▸ **TEXTO DE LEITURA**

──────

— Ali está ele — indicou Igor Santos, 23 anos, cuidador de uma égua que não competiu com o Colibri Matrero, identificando com admiração o trote do cavalo campeão de longe, minutos antes da final do Freio de Ouro 2022, neste domingo (4), último dia da Expointer.
O crioulo de pelagem preta e reluzente não passava despercebido em nenhum canto da arena de provas. A 40ª edição se tornou ainda mais histórica depois que Colibri e seu ginete Gabriel Marty, brasileiro da cabanha uruguaia La Pacífica, conquistarem um tricampeonato inédito entre os cavalos.
No local onde os 40 conjuntos finalistas se encontravam antes e depois de cada prova, o clima era de companheirismo. Abraços e cumprimentos efusivos uniam quem gritava de alegria pelo desempenho de todos animais na areia de competição.
Mais uma vez, Matrero conquistou a dianteira apenas no dia decisivo. O pódio masculino foi composto pelo freio de prata, Guarani 61 da Sorsul e o de bronze, Campana Echo a Mano.
Entre as éguas, o título ficou com a Acquavia, comandada pelo ginete Eduardo de Quadros, da cabanha Capanegra, de Montenegro. A égua Labareda da Maior ficou em segundo lugar, e a outrora renegada Índia Guapa, em terceiro.
Bronze com sabor de ouro
De raros olhos brancos azulados e pelagem colorada, a égua Índia Guapa não parecia levar jeito para a coisa. Dois centros de treinamento aconselharam os donos do animal a deixá-lo "para dar cria" - ela chegou a ter dois filhotes entre 2017 e 2019. Apenas aos 8 anos de idade, três depois do que normalmente os cavalos começam a competir no Freio de Ouro, a Índia encontrou quem apostasse nela mais uma vez.
— Um dia vi ela correndo no campo e achei linda, acreditei que pudesse tentar montar ela de novo — relembra Charles Sum Fagundes, 34 anos, com a Guapa há dois.
O ginete também foi encontrado pelo animal. Charles, natural de Bagé, trabalha com cavalos desde 2005. Desde 2009 frequentava as finais do Freio de Ouro sem subir ao pódio. No lombo da Índia Guapa e com o apoio de amigos de Carazinho, chegou às últimas duas provas como líder do ranking.
— Quando comecei a trabalhar com ela percebia algum receio dela ao obedecer nossos comandos, isso que impedia o treinamento dela. Crescemos muito, e eu sabia que se caprichasse na mangueira, cresceria ainda mais nas outras duas provas, pois são tarefas nas quais ela é muito cumpridora — projetou o ginete, antes de ser ultrapassado por dois concorrentes e ficar com o Freio de Bronze.

──────

▸ **REGISTROS**

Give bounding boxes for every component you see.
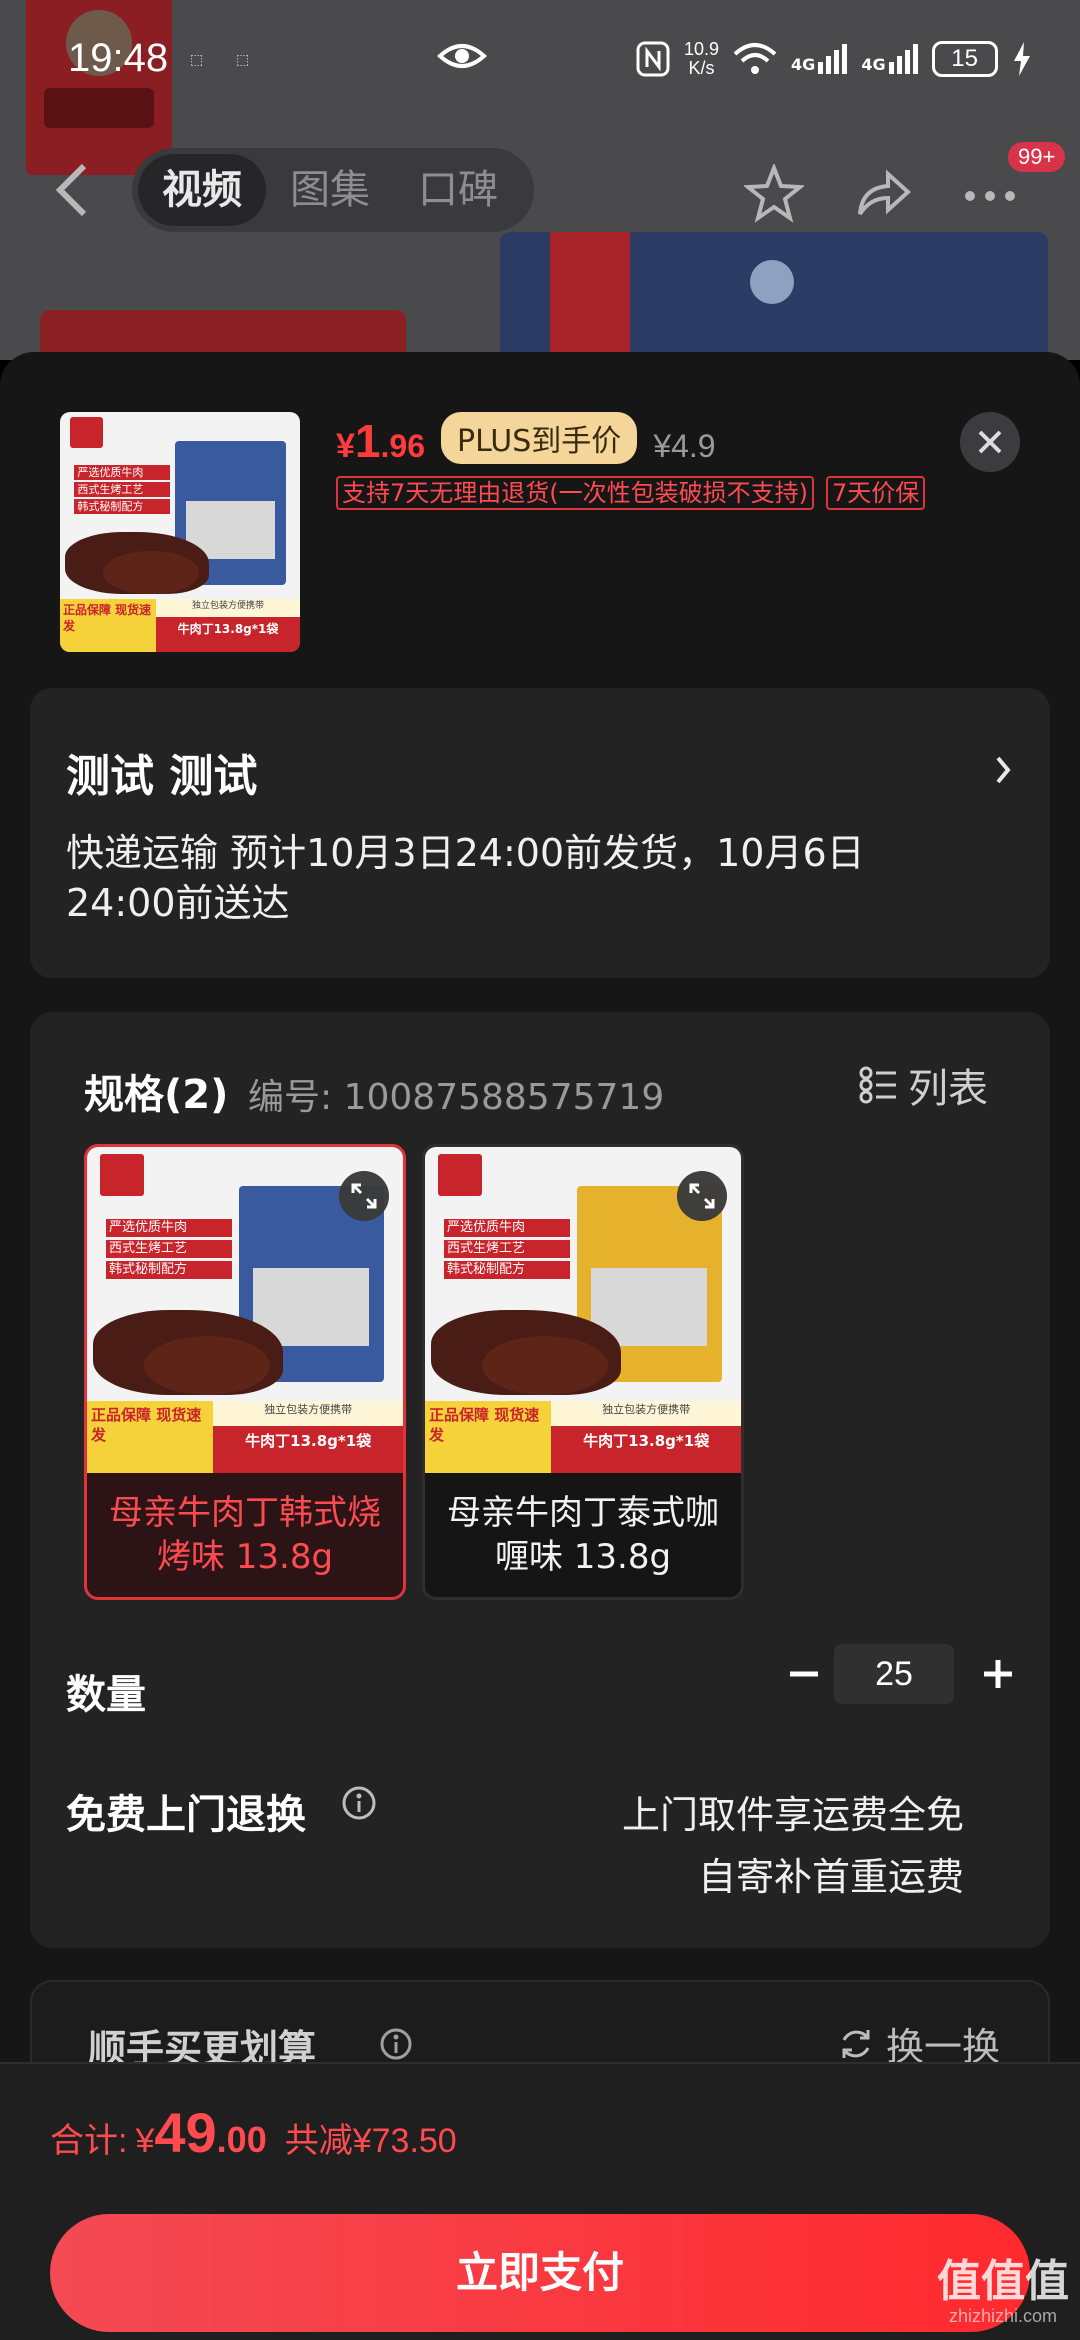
media-tabs: 视频 图集 口碑 [132, 148, 534, 232]
image-guarantee-text: 正品保障 现货速发 [60, 599, 156, 652]
image-label: 严选优质牛肉 [105, 1218, 233, 1237]
quantity-input[interactable]: 25 [834, 1644, 954, 1704]
chevron-right-icon [996, 756, 1011, 784]
nfc-icon [636, 41, 670, 77]
info-icon[interactable] [378, 2026, 414, 2062]
site-watermark: 值值值 zhizhizhi.com [937, 2256, 1069, 2327]
quantity-label: 数量 [66, 1672, 146, 1718]
tab-reviews[interactable]: 口碑 [394, 154, 522, 226]
checkout-bar: 合计: ¥ 49 .00 共减¥73.50 立即支付 [0, 2062, 1080, 2340]
price-protect-tag: 7天价保 [826, 476, 926, 510]
notification-icon: ⬚ [190, 52, 204, 68]
service-tags: 支持7天无理由退货(一次性包装破损不支持) 7天价保 [336, 476, 926, 510]
pay-now-button[interactable]: 立即支付 [50, 2214, 1030, 2332]
wifi-icon [733, 43, 777, 74]
image-label: 严选优质牛肉 [443, 1218, 571, 1237]
total-savings: 共减¥73.50 [284, 2122, 457, 2160]
variant-label: 母亲牛肉丁韩式烧烤味 13.8g [109, 1493, 381, 1577]
increase-quantity-button[interactable] [968, 1644, 1028, 1704]
free-return-label: 免费上门退换 [66, 1792, 306, 1838]
expand-icon[interactable] [339, 1171, 389, 1221]
variant-label: 母亲牛肉丁泰式咖喱味 13.8g [447, 1493, 719, 1577]
battery-indicator: 15 [931, 41, 998, 77]
status-time: 19:48 [68, 36, 169, 80]
expand-icon[interactable] [677, 1171, 727, 1221]
signal-icon: 4G [791, 44, 848, 74]
back-arrow-icon[interactable] [48, 160, 100, 220]
variant-option-thai-curry[interactable]: 严选优质牛肉 西式生烤工艺 韩式秘制配方 正品保障 现货速发 独立包装方便携带 … [422, 1144, 744, 1600]
decrease-quantity-button[interactable] [774, 1644, 834, 1704]
background-banner-image [500, 232, 1048, 360]
return-policy-tag: 支持7天无理由退货(一次性包装破损不支持) [336, 476, 814, 510]
product-code: 编号: 10087588575719 [248, 1077, 665, 1118]
variant-option-korean-bbq[interactable]: 严选优质牛肉 西式生烤工艺 韩式秘制配方 正品保障 现货速发 独立包装方便携带 … [84, 1144, 406, 1600]
close-icon[interactable] [960, 412, 1020, 472]
more-icon[interactable] [960, 164, 1020, 224]
image-guarantee-text: 正品保障 现货速发 [425, 1401, 552, 1473]
purchase-sheet: 严选优质牛肉 西式生烤工艺 韩式秘制配方 正品保障 现货速发 独立包装方便携带 … [0, 352, 1080, 2340]
list-icon [859, 1066, 896, 1104]
status-bar: 19:48 ⬚ ⬚ 10.9 K/s 4G 4G 15 [0, 20, 1080, 100]
delivery-estimate: 快递运输 预计10月3日24:00前发货，10月6日24:00前送达 [66, 831, 865, 925]
image-label: 韩式秘制配方 [74, 498, 171, 514]
spec-title: 规格(2) [84, 1072, 229, 1118]
image-size-bar: 牛肉丁13.8g*1袋 [156, 617, 300, 652]
tab-video[interactable]: 视频 [138, 154, 266, 226]
list-view-label: 列表 [908, 1066, 988, 1112]
charging-icon [1013, 42, 1030, 76]
list-view-button[interactable]: 列表 [858, 1056, 988, 1114]
image-tagline: 独立包装方便携带 [156, 599, 300, 618]
current-price: ¥1.96 [336, 415, 425, 467]
image-tagline: 独立包装方便携带 [213, 1401, 403, 1426]
price-row: ¥1.96 PLUS到手价 ¥4.9 [336, 412, 716, 470]
variant-list: 严选优质牛肉 西式生烤工艺 韩式秘制配方 正品保障 现货速发 独立包装方便携带 … [84, 1144, 744, 1600]
plus-price-badge: PLUS到手价 [441, 412, 638, 464]
network-speed: 10.9 K/s [684, 39, 720, 78]
message-count-badge: 99+ [1008, 142, 1066, 172]
image-label: 韩式秘制配方 [105, 1260, 233, 1279]
recipient-name: 测试 测试 [66, 751, 258, 802]
share-icon[interactable] [852, 164, 912, 224]
image-tagline: 独立包装方便携带 [551, 1401, 741, 1426]
spec-card: 规格(2) 编号: 10087588575719 列表 严选优质牛肉 西式生烤工… [30, 1012, 1050, 1948]
image-size-bar: 牛肉丁13.8g*1袋 [551, 1425, 741, 1473]
image-label: 韩式秘制配方 [443, 1260, 571, 1279]
image-label: 西式生烤工艺 [443, 1239, 571, 1258]
image-guarantee-text: 正品保障 现货速发 [87, 1401, 214, 1473]
image-label: 西式生烤工艺 [74, 481, 171, 497]
star-icon[interactable] [744, 164, 804, 224]
image-size-bar: 牛肉丁13.8g*1袋 [213, 1425, 403, 1473]
info-icon[interactable] [340, 1784, 378, 1822]
top-nav-bar: 视频 图集 口碑 99+ [0, 140, 1080, 240]
image-label: 严选优质牛肉 [74, 464, 171, 480]
tab-gallery[interactable]: 图集 [266, 154, 394, 226]
original-price: ¥4.9 [653, 428, 716, 464]
refresh-icon [842, 2029, 870, 2058]
signal-icon: 4G [861, 44, 918, 74]
notification-icon: ⬚ [236, 52, 250, 68]
product-thumbnail[interactable]: 严选优质牛肉 西式生烤工艺 韩式秘制配方 正品保障 现货速发 独立包装方便携带 … [60, 412, 300, 652]
eye-icon [437, 44, 487, 68]
image-label: 西式生烤工艺 [105, 1239, 233, 1258]
return-shipping-info: 上门取件享运费全免 自寄补首重运费 [621, 1793, 964, 1899]
address-card[interactable]: 测试 测试 快递运输 预计10月3日24:00前发货，10月6日24:00前送达 [30, 688, 1050, 978]
total-price: 合计: ¥ 49 .00 共减¥73.50 [50, 2101, 457, 2164]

──────

▸ **TAREFAS**
**a.** Responda às perguntas abaixo com base na reportagem sobre o Freio de Ouro.
(i) Qual cavalo recebeu o freio de prata no pódio masculino?
(ii) Qual ginete comandou a égua Acquavia?
(iii) Desde que ano Charles Sum Fagundes trabalha com cavalos?
**b.** Extraia da reportagem sobre o Freio de Ouro todo o trecho que vai de "O ginete também" até "Freio de Bronze.", sem nenhuma alteração.

▸ **SOLUÇÕES**
**a.**
(i) Guarani 61 da Sorsul.
(ii) Eduardo de Quadros.
(iii) Desde 2005.

**b.**
O ginete também foi encontrado pelo animal. Charles, natural de Bagé, trabalha com cavalos desde 2005. Desde 2009 frequentava as finais do Freio de Ouro sem subir ao pódio. No lombo da Índia Guapa e com o apoio de amigos de Carazinho, chegou às últimas duas provas como líder do ranking.
— Quando comecei a trabalhar com ela percebia algum receio dela ao obedecer nossos comandos, isso que impedia o treinamento dela. Crescemos muito, e eu sabia que se caprichasse na mangueira, cresceria ainda mais nas outras duas provas, pois são tarefas nas quais ela é muito cumpridora — projetou o ginete, antes de ser ultrapassado por dois concorrentes e ficar com o Freio de Bronze.